(REQUIREMENTS) In the listing below, locate the lines bearing the word "image". Copy every one of them.

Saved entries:
-------------------------
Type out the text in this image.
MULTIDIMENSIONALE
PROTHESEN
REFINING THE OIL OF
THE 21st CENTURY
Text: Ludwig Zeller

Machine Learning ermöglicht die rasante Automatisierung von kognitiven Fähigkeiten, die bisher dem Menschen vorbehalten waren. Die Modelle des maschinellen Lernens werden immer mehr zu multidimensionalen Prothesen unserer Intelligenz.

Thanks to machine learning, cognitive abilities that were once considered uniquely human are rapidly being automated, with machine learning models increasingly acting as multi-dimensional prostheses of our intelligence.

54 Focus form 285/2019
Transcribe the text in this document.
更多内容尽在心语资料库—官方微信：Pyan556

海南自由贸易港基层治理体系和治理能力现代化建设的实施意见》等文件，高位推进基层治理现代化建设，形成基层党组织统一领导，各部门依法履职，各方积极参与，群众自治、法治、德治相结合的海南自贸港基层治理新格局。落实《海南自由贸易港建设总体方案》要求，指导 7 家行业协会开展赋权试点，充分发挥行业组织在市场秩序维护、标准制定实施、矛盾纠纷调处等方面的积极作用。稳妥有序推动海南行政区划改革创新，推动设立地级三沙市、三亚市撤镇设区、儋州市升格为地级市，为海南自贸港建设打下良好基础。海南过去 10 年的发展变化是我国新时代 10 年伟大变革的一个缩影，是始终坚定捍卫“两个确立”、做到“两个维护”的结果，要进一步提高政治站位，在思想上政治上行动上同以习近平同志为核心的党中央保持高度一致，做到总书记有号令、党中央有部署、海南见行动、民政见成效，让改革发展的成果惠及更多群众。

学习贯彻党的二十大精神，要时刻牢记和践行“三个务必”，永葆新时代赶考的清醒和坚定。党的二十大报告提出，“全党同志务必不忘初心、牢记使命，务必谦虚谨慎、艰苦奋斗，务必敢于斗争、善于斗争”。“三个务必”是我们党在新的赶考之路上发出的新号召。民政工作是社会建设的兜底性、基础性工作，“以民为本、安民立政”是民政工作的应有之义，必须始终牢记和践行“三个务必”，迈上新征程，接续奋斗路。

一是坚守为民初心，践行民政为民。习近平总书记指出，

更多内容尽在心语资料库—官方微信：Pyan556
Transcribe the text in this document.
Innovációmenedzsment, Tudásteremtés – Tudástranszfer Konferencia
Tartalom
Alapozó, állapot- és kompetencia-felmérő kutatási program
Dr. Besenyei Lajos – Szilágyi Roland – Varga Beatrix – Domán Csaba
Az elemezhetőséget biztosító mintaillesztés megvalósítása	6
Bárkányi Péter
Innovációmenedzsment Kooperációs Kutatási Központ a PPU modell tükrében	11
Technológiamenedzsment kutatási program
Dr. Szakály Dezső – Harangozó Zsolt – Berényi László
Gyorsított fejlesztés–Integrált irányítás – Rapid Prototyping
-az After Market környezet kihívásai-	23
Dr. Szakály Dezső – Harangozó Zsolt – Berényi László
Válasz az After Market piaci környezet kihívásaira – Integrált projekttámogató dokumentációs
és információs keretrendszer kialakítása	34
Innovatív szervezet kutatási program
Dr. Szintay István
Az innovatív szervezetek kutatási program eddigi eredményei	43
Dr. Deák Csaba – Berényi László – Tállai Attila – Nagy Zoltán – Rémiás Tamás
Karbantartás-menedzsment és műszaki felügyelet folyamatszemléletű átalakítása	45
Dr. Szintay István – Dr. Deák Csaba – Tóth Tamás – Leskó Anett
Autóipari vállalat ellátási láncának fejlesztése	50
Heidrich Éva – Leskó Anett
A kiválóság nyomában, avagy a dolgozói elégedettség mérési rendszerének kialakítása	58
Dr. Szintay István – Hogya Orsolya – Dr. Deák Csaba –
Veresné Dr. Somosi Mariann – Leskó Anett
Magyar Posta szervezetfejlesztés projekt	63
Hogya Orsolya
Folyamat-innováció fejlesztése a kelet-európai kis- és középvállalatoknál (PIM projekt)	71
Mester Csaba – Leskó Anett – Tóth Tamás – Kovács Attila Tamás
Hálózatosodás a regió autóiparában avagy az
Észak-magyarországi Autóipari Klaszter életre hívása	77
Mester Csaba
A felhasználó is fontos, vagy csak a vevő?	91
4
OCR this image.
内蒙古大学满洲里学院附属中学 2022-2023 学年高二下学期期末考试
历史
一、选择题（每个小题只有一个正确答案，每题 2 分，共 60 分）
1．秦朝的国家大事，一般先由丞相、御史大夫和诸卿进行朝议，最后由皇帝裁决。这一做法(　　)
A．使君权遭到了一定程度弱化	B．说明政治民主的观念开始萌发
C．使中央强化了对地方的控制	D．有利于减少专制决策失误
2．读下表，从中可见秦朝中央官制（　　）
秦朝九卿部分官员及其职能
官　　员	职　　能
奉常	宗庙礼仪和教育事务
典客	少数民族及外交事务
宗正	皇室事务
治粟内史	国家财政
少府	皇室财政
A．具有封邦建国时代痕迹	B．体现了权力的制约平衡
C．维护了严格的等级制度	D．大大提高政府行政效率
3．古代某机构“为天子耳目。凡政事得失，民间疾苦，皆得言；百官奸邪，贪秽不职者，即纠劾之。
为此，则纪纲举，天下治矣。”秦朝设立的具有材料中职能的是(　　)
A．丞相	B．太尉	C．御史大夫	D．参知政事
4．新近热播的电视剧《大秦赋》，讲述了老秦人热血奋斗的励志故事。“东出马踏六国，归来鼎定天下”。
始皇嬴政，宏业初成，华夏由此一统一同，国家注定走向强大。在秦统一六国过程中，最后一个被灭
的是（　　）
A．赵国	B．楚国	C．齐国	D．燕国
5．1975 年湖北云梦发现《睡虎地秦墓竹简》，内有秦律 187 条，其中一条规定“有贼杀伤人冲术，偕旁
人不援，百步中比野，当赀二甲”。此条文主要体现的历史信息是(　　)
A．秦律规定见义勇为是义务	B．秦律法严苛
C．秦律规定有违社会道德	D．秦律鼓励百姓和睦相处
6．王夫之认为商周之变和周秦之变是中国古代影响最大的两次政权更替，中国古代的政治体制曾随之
-------------------------
(OUTPUT)
Type out the text in this image.
OCR this image.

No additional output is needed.